SHORT EXERCISE. Output a single figure: the number of lines in which the word "label" appears.

Data records.
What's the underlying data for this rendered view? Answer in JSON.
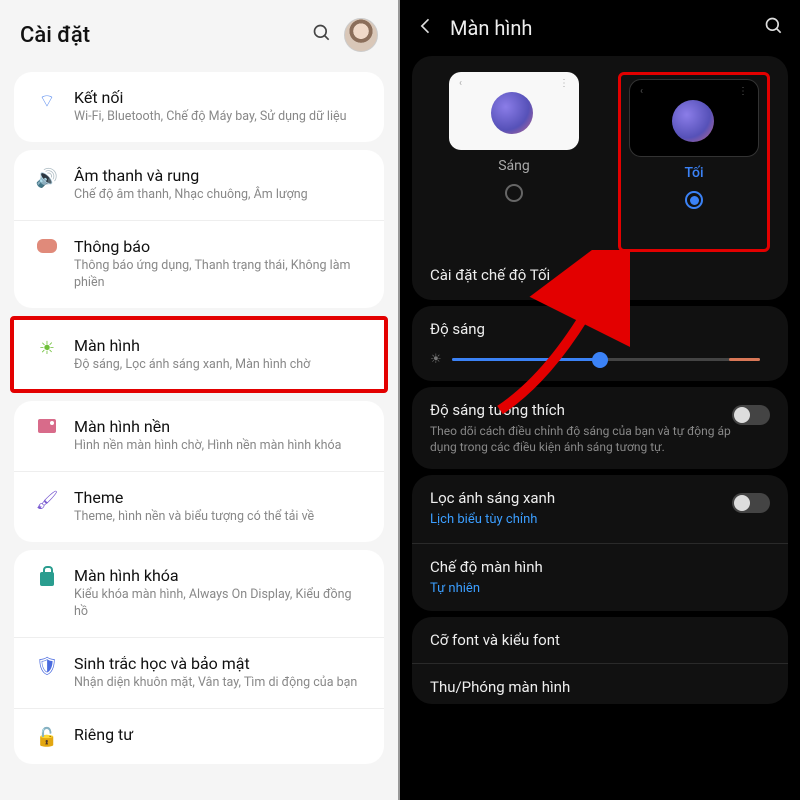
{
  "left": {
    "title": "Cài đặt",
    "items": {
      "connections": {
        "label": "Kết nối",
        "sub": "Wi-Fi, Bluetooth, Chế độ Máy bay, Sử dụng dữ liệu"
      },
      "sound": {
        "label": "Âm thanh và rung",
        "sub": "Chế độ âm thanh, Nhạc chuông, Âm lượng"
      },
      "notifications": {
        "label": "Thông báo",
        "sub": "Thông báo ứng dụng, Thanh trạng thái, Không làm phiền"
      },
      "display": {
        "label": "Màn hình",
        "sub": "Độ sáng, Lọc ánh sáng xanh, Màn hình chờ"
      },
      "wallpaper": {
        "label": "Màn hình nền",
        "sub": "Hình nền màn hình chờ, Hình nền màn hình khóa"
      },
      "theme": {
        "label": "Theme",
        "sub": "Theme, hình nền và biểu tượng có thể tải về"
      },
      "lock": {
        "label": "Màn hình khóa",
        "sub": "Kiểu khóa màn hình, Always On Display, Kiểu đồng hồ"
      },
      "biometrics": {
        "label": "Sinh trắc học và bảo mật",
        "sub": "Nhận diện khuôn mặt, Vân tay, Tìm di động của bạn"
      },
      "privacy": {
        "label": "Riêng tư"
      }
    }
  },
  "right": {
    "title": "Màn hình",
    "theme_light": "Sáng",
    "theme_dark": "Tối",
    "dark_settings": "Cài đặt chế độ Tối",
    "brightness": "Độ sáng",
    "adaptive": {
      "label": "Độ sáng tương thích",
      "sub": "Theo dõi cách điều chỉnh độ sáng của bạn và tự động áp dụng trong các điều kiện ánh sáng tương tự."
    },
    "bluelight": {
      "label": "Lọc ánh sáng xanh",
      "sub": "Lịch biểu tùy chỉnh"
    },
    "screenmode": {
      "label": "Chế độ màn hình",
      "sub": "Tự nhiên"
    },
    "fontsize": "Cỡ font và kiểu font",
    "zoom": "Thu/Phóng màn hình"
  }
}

TASK RESULT. 12